***** DATA SHOWN *****

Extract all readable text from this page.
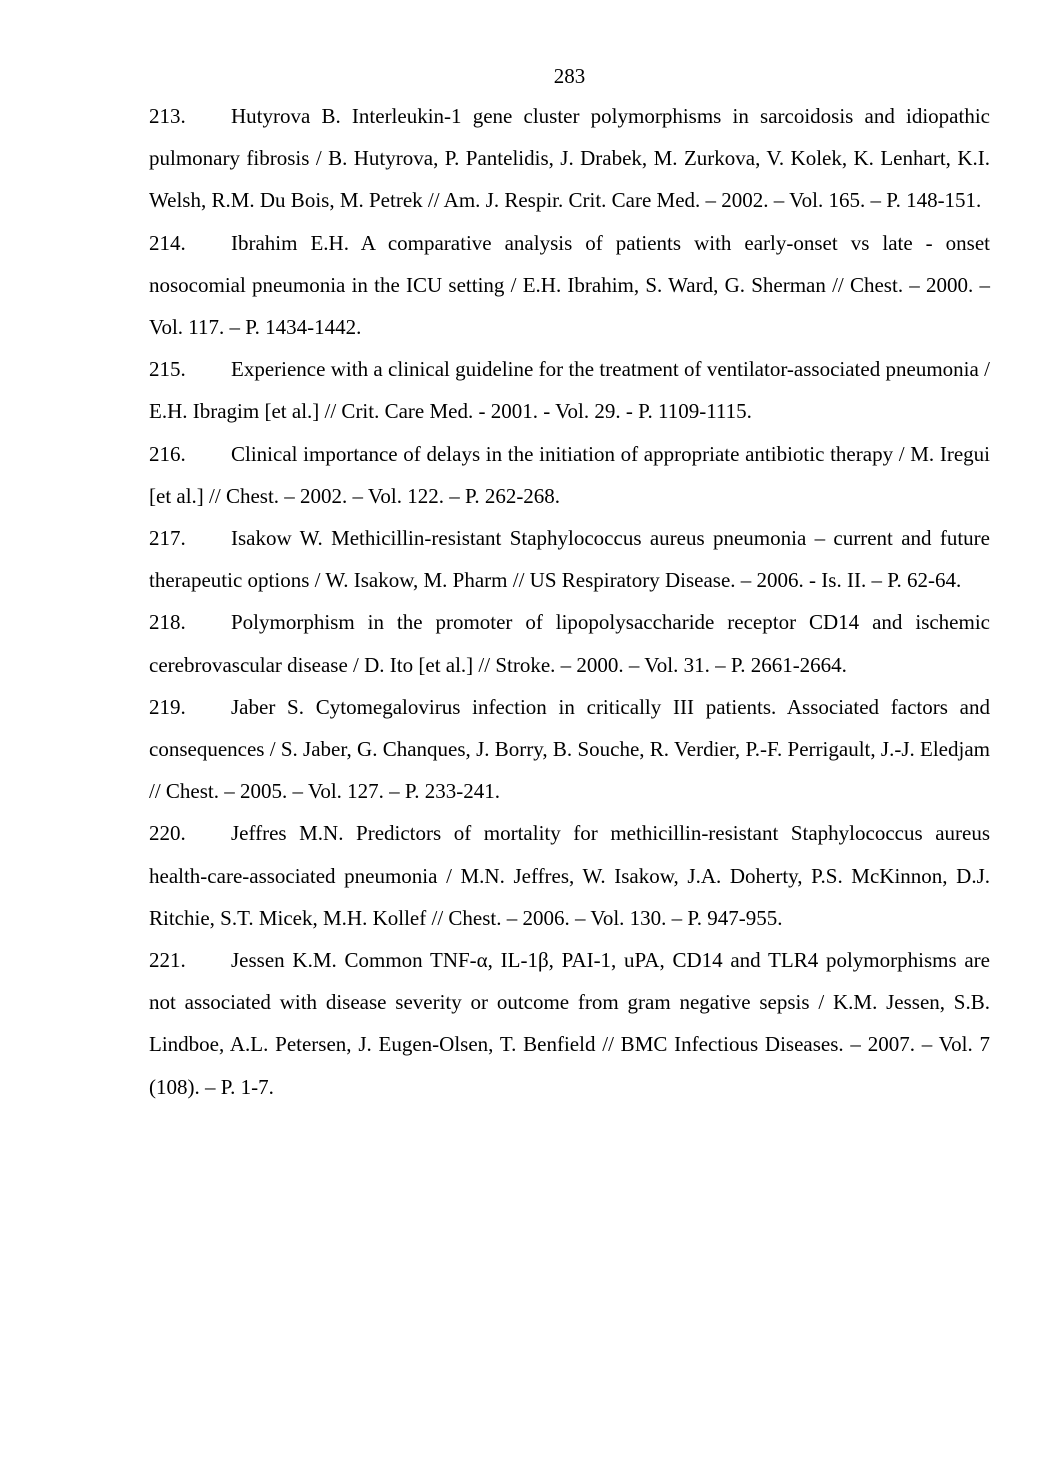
283

213. Hutyrova B. Interleukin-1 gene cluster polymorphisms in sarcoidosis and idiopathic pulmonary fibrosis / B. Hutyrova, P. Pantelidis, J. Drabek, M. Zurkova, V. Kolek, K. Lenhart, K.I. Welsh, R.M. Du Bois, M. Petrek // Am. J. Respir. Crit. Care Med. – 2002. – Vol. 165. – P. 148-151.

214. Ibrahim E.H. A comparative analysis of patients with early-onset vs late - onset nosocomial pneumonia in the ICU setting / E.H. Ibrahim, S. Ward, G. Sherman // Chest. – 2000. – Vol. 117. – P. 1434-1442.

215. Experience with a clinical guideline for the treatment of ventilator-associated pneumonia / E.H. Ibragim [et al.] // Crit. Care Med. - 2001. - Vol. 29. - P. 1109-1115.

216. Clinical importance of delays in the initiation of appropriate antibiotic therapy / M. Iregui [et al.] // Chest. – 2002. – Vol. 122. – P. 262-268.

217. Isakow W. Methicillin-resistant Staphylococcus aureus pneumonia – current and future therapeutic options / W. Isakow, M. Pharm // US Respiratory Disease. – 2006. - Is. II. – P. 62-64.

218. Polymorphism in the promoter of lipopolysaccharide receptor CD14 and ischemic cerebrovascular disease / D. Ito [et al.] // Stroke. – 2000. – Vol. 31. – P. 2661-2664.

219. Jaber S. Cytomegalovirus infection in critically III patients. Associated factors and consequences / S. Jaber, G. Chanques, J. Borry, B. Souche, R. Verdier, P.-F. Perrigault, J.-J. Eledjam // Chest. – 2005. – Vol. 127. – P. 233-241.

220. Jeffres M.N. Predictors of mortality for methicillin-resistant Staphylococcus aureus health-care-associated pneumonia / M.N. Jeffres, W. Isakow, J.A. Doherty, P.S. McKinnon, D.J. Ritchie, S.T. Micek, M.H. Kollef // Chest. – 2006. – Vol. 130. – P. 947-955.

221. Jessen K.M. Common TNF-α, IL-1β, PAI-1, uPA, CD14 and TLR4 polymorphisms are not associated with disease severity or outcome from gram negative sepsis / K.M. Jessen, S.B. Lindboe, A.L. Petersen, J. Eugen-Olsen, T. Benfield // BMC Infectious Diseases. – 2007. – Vol. 7 (108). – P. 1-7.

*****

#### TASK OBJECTIVE:
Where does the string "from" appear in the records? Copy every line that holds it.

#### RESPONSE BELOW:
Extract all readable text from this page.
221. Jessen K.M. Common TNF-α, IL-1β, PAI-1, uPA, CD14 and TLR4 polymorphisms are not associated with disease severity or outcome from gram negative sepsis / K.M. Jessen, S.B. Lindboe, A.L. Petersen, J. Eugen-Olsen, T. Benfield // BMC Infectious Diseases. – 2007. – Vol. 7 (108). – P. 1-7.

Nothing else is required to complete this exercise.